Exercise objective
Output the full material exactly as it appears here.

Data records
- - -

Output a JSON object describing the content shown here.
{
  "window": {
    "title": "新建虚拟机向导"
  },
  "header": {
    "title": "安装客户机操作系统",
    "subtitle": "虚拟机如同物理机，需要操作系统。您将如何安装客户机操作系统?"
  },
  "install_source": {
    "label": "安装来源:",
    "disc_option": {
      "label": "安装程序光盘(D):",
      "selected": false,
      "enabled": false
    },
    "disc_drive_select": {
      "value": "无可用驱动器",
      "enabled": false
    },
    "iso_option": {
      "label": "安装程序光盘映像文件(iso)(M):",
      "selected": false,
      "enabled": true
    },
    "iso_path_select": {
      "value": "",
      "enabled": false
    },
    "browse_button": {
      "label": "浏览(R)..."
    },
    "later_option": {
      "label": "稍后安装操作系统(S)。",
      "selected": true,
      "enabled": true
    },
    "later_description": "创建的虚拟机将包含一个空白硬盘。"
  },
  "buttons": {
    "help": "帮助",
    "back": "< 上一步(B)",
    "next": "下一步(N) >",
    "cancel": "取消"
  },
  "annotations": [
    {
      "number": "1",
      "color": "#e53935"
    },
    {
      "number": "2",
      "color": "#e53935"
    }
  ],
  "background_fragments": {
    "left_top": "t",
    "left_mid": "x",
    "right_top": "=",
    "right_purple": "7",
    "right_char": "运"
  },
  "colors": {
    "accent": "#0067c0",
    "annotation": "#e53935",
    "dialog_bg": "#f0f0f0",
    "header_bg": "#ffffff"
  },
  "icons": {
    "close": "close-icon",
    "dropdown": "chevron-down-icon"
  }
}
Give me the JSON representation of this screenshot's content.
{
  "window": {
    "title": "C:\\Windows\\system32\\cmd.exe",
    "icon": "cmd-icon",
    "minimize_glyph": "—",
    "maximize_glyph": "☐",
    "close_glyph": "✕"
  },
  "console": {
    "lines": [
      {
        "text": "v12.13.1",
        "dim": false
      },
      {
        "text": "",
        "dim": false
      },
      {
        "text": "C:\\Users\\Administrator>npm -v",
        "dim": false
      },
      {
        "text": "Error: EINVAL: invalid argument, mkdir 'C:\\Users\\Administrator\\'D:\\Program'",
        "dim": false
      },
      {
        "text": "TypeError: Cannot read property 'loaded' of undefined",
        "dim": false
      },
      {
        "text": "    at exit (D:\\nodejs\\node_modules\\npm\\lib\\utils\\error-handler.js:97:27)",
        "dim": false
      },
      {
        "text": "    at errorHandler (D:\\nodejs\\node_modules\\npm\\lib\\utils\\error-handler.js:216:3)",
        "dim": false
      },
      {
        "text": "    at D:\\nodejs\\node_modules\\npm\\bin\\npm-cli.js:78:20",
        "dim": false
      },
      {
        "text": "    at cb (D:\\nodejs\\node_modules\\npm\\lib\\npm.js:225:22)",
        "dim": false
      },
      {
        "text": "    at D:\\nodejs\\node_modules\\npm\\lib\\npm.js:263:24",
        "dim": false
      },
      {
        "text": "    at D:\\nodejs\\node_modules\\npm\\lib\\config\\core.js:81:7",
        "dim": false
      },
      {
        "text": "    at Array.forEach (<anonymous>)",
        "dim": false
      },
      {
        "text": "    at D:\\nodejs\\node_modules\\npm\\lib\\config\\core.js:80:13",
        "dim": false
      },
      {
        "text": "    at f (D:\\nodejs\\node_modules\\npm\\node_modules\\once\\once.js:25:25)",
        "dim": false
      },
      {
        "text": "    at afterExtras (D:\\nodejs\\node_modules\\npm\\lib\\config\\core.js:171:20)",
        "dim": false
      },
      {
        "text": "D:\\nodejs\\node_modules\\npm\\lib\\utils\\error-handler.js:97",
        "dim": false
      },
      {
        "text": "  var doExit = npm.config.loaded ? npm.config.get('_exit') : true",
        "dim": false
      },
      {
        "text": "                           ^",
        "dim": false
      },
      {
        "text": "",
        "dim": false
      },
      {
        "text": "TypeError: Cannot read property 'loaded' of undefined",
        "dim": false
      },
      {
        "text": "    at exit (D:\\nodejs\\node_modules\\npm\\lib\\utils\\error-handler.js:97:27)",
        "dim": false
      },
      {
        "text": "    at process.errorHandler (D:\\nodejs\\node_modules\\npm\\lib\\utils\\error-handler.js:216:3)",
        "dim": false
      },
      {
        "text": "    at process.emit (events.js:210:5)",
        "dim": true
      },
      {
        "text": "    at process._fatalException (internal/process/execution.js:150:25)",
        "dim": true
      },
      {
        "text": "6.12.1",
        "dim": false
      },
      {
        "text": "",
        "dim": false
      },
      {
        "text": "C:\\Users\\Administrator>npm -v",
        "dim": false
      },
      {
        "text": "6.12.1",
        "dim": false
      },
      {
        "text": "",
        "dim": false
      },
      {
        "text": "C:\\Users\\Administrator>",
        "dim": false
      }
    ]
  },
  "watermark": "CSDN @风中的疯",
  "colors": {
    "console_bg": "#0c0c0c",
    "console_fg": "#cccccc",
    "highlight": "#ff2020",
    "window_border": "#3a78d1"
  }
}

- - -

Task answer
Output a JSON object describing the content shown here.
{
  "window": {
    "title": "新建虚拟机向导"
  },
  "header": {
    "title": "安装客户机操作系统",
    "subtitle": "虚拟机如同物理机，需要操作系统。您将如何安装客户机操作系统?"
  },
  "install_source": {
    "label": "安装来源:",
    "disc_option": {
      "label": "安装程序光盘(D):",
      "selected": false,
      "enabled": false
    },
    "disc_drive_select": {
      "value": "无可用驱动器",
      "enabled": false
    },
    "iso_option": {
      "label": "安装程序光盘映像文件(iso)(M):",
      "selected": false,
      "enabled": true
    },
    "iso_path_select": {
      "value": "",
      "enabled": false
    },
    "browse_button": {
      "label": "浏览(R)..."
    },
    "later_option": {
      "label": "稍后安装操作系统(S)。",
      "selected": true,
      "enabled": true
    },
    "later_description": "创建的虚拟机将包含一个空白硬盘。"
  },
  "buttons": {
    "help": "帮助",
    "back": "< 上一步(B)",
    "next": "下一步(N) >",
    "cancel": "取消"
  },
  "annotations": [
    {
      "number": "1",
      "color": "#e53935"
    },
    {
      "number": "2",
      "color": "#e53935"
    }
  ],
  "background_fragments": {
    "left_top": "t",
    "left_mid": "x",
    "right_top": "=",
    "right_purple": "7",
    "right_char": "运"
  },
  "colors": {
    "accent": "#0067c0",
    "annotation": "#e53935",
    "dialog_bg": "#f0f0f0",
    "header_bg": "#ffffff"
  },
  "icons": {
    "close": "close-icon",
    "dropdown": "chevron-down-icon"
  }
}
Give me the JSON representation of this screenshot's content.
{
  "window": {
    "title": "C:\\Windows\\system32\\cmd.exe",
    "icon": "cmd-icon",
    "minimize_glyph": "—",
    "maximize_glyph": "☐",
    "close_glyph": "✕"
  },
  "console": {
    "lines": [
      {
        "text": "v12.13.1",
        "dim": false
      },
      {
        "text": "",
        "dim": false
      },
      {
        "text": "C:\\Users\\Administrator>npm -v",
        "dim": false
      },
      {
        "text": "Error: EINVAL: invalid argument, mkdir 'C:\\Users\\Administrator\\'D:\\Program'",
        "dim": false
      },
      {
        "text": "TypeError: Cannot read property 'loaded' of undefined",
        "dim": false
      },
      {
        "text": "    at exit (D:\\nodejs\\node_modules\\npm\\lib\\utils\\error-handler.js:97:27)",
        "dim": false
      },
      {
        "text": "    at errorHandler (D:\\nodejs\\node_modules\\npm\\lib\\utils\\error-handler.js:216:3)",
        "dim": false
      },
      {
        "text": "    at D:\\nodejs\\node_modules\\npm\\bin\\npm-cli.js:78:20",
        "dim": false
      },
      {
        "text": "    at cb (D:\\nodejs\\node_modules\\npm\\lib\\npm.js:225:22)",
        "dim": false
      },
      {
        "text": "    at D:\\nodejs\\node_modules\\npm\\lib\\npm.js:263:24",
        "dim": false
      },
      {
        "text": "    at D:\\nodejs\\node_modules\\npm\\lib\\config\\core.js:81:7",
        "dim": false
      },
      {
        "text": "    at Array.forEach (<anonymous>)",
        "dim": false
      },
      {
        "text": "    at D:\\nodejs\\node_modules\\npm\\lib\\config\\core.js:80:13",
        "dim": false
      },
      {
        "text": "    at f (D:\\nodejs\\node_modules\\npm\\node_modules\\once\\once.js:25:25)",
        "dim": false
      },
      {
        "text": "    at afterExtras (D:\\nodejs\\node_modules\\npm\\lib\\config\\core.js:171:20)",
        "dim": false
      },
      {
        "text": "D:\\nodejs\\node_modules\\npm\\lib\\utils\\error-handler.js:97",
        "dim": false
      },
      {
        "text": "  var doExit = npm.config.loaded ? npm.config.get('_exit') : true",
        "dim": false
      },
      {
        "text": "                           ^",
        "dim": false
      },
      {
        "text": "",
        "dim": false
      },
      {
        "text": "TypeError: Cannot read property 'loaded' of undefined",
        "dim": false
      },
      {
        "text": "    at exit (D:\\nodejs\\node_modules\\npm\\lib\\utils\\error-handler.js:97:27)",
        "dim": false
      },
      {
        "text": "    at process.errorHandler (D:\\nodejs\\node_modules\\npm\\lib\\utils\\error-handler.js:216:3)",
        "dim": false
      },
      {
        "text": "    at process.emit (events.js:210:5)",
        "dim": true
      },
      {
        "text": "    at process._fatalException (internal/process/execution.js:150:25)",
        "dim": true
      },
      {
        "text": "6.12.1",
        "dim": false
      },
      {
        "text": "",
        "dim": false
      },
      {
        "text": "C:\\Users\\Administrator>npm -v",
        "dim": false
      },
      {
        "text": "6.12.1",
        "dim": false
      },
      {
        "text": "",
        "dim": false
      },
      {
        "text": "C:\\Users\\Administrator>",
        "dim": false
      }
    ]
  },
  "watermark": "CSDN @风中的疯",
  "colors": {
    "console_bg": "#0c0c0c",
    "console_fg": "#cccccc",
    "highlight": "#ff2020",
    "window_border": "#3a78d1"
  }
}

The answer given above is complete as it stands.